**What needs to be done**
Look through the lines below and extract each one that contains "aantal".

Stored records:
━━━━━━━━━━━━━━━━

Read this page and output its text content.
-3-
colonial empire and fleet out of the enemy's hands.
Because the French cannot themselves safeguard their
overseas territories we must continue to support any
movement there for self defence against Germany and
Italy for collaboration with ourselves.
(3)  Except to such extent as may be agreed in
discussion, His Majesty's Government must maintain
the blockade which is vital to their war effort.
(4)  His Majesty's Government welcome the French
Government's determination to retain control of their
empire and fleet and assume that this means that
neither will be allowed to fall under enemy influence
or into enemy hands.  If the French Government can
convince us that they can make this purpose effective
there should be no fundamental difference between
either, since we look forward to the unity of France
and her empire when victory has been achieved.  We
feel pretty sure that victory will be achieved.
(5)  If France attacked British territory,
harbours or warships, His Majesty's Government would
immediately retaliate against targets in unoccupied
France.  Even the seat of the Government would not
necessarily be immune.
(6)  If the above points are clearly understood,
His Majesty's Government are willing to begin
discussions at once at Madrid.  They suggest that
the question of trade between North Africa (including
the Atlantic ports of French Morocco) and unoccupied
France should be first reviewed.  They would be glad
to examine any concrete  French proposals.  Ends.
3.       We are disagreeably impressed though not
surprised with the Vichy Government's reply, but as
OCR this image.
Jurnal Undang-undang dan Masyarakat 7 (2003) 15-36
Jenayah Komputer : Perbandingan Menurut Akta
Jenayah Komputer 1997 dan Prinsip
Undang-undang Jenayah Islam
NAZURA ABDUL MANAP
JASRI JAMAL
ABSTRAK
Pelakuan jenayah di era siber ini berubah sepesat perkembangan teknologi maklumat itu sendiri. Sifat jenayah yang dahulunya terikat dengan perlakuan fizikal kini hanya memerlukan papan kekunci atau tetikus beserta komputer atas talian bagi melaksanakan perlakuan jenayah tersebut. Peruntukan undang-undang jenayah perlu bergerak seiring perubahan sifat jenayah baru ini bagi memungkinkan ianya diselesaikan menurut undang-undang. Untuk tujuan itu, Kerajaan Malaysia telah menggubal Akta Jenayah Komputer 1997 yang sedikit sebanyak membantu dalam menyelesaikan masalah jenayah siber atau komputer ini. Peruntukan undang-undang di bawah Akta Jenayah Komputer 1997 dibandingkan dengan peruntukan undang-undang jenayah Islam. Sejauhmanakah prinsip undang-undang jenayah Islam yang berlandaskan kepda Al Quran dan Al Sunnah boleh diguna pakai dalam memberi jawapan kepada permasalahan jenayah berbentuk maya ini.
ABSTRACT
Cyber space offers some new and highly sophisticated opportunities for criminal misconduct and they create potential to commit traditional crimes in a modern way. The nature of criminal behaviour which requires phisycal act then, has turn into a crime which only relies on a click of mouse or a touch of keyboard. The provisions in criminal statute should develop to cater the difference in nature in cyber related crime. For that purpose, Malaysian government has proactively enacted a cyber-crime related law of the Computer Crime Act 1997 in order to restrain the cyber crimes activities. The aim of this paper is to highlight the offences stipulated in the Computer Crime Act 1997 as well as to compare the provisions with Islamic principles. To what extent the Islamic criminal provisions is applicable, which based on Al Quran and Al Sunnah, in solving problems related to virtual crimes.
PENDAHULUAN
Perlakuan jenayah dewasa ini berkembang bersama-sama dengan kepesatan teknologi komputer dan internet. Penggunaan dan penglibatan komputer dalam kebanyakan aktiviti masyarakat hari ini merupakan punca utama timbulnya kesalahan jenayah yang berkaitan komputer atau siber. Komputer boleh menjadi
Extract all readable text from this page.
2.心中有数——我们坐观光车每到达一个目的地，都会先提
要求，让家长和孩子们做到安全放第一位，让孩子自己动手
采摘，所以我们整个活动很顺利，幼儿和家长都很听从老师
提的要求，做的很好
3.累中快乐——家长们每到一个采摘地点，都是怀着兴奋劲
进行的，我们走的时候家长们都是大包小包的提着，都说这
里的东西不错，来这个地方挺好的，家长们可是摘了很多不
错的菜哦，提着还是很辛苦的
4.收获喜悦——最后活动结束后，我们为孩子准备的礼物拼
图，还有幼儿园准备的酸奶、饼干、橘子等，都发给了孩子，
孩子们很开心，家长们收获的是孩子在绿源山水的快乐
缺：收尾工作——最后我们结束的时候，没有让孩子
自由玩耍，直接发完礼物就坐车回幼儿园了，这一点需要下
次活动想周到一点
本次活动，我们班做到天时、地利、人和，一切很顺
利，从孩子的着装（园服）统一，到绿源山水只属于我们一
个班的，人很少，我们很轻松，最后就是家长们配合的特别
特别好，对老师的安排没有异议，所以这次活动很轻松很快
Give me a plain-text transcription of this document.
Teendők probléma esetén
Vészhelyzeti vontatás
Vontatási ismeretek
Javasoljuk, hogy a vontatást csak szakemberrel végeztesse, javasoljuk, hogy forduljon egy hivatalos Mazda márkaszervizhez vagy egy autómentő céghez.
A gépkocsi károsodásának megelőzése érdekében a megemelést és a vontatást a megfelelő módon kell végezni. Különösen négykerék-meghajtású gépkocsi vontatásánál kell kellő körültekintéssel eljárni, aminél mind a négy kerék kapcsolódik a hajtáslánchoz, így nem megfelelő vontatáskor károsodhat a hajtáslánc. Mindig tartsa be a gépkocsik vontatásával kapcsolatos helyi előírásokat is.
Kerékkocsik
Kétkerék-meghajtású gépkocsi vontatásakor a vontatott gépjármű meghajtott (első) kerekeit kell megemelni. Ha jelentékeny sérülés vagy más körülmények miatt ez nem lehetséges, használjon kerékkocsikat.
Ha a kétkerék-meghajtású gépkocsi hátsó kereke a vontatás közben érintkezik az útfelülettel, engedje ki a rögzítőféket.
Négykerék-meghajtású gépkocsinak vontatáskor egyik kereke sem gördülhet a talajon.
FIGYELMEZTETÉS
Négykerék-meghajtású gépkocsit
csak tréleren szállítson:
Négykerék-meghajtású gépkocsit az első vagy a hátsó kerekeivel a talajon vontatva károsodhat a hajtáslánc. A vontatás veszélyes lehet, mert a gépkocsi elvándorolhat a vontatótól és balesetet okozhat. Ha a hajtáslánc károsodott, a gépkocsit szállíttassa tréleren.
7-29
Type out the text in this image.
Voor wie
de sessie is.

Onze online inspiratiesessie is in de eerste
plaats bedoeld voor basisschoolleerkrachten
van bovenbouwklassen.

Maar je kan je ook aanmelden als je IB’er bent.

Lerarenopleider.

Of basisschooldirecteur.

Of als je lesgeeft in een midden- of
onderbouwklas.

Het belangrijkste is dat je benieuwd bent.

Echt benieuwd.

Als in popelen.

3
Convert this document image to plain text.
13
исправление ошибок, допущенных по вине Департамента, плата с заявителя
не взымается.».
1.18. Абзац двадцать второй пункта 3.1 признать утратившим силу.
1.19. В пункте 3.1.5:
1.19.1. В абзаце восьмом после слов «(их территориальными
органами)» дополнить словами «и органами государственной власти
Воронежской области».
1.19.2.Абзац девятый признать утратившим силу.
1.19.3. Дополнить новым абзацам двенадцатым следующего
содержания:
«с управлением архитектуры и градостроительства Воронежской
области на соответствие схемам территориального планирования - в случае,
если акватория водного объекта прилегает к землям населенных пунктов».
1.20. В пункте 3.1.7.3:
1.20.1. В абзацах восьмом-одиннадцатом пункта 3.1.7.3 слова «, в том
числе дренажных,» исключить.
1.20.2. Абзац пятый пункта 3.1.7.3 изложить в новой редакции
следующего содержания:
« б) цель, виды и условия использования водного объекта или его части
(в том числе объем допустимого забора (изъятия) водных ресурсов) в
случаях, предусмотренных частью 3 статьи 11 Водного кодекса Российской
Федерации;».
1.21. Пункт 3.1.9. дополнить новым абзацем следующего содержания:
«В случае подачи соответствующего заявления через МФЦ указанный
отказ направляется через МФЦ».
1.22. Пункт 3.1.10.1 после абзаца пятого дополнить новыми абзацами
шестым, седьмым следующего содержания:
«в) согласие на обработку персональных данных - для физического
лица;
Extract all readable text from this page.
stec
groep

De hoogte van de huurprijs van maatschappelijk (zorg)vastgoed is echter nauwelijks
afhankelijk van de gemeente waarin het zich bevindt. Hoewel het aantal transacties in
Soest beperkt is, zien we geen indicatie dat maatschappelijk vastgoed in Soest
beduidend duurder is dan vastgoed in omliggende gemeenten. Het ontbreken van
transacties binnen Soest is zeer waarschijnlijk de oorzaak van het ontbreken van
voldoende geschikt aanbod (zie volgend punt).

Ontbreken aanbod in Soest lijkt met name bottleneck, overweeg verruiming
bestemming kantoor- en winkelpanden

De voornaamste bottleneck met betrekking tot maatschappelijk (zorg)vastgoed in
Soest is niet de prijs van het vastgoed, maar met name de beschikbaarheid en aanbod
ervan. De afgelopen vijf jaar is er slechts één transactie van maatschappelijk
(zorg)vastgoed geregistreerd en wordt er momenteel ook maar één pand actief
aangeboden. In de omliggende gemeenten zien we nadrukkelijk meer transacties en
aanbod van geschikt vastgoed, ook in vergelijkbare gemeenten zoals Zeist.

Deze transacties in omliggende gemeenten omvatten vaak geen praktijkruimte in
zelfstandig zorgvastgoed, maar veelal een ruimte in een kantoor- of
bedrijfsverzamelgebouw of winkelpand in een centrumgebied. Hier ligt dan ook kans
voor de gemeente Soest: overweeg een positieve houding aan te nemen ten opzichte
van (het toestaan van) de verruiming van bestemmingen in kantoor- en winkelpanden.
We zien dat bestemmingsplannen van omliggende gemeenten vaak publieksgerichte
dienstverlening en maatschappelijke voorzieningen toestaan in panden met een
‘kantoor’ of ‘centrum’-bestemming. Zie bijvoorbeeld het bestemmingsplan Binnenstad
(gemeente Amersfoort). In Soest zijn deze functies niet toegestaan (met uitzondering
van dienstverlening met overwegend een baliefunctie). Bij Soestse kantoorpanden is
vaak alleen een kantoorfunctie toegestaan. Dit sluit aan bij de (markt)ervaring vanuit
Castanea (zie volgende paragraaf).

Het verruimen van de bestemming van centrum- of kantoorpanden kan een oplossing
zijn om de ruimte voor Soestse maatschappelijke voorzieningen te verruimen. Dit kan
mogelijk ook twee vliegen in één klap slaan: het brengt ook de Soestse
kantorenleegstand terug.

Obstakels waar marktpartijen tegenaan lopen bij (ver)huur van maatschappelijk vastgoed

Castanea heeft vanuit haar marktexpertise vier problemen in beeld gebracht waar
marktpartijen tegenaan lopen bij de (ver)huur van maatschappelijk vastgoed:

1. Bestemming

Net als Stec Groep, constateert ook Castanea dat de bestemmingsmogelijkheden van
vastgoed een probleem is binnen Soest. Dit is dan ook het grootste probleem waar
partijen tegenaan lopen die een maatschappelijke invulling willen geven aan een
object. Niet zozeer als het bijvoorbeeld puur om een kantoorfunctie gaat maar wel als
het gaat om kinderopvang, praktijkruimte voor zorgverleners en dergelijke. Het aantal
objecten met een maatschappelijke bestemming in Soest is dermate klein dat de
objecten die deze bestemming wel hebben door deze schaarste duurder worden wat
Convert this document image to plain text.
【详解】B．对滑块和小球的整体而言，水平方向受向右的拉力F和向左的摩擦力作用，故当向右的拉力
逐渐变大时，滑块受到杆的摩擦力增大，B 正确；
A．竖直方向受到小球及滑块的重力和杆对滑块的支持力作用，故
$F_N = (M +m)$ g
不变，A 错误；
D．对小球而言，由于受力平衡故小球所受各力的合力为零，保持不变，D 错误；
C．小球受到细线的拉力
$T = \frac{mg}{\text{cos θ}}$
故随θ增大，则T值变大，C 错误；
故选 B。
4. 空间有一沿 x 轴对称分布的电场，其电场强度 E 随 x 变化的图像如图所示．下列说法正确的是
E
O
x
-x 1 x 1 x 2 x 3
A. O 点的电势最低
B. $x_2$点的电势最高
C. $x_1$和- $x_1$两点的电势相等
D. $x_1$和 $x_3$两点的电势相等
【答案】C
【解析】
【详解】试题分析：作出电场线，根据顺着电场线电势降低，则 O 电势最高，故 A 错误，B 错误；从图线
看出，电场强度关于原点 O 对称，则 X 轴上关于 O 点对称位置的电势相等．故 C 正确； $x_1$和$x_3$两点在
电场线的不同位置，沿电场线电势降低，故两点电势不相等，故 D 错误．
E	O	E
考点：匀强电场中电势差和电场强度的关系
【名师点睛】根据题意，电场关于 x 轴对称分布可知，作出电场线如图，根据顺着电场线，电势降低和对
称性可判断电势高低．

━━━━━━━━━━━━━━━━

**Expected answer**
afhankelijk van de gemeente waarin het zich bevindt. Hoewel het aantal transacties in
het gaat om kinderopvang, praktijkruimte voor zorgverleners en dergelijke. Het aantal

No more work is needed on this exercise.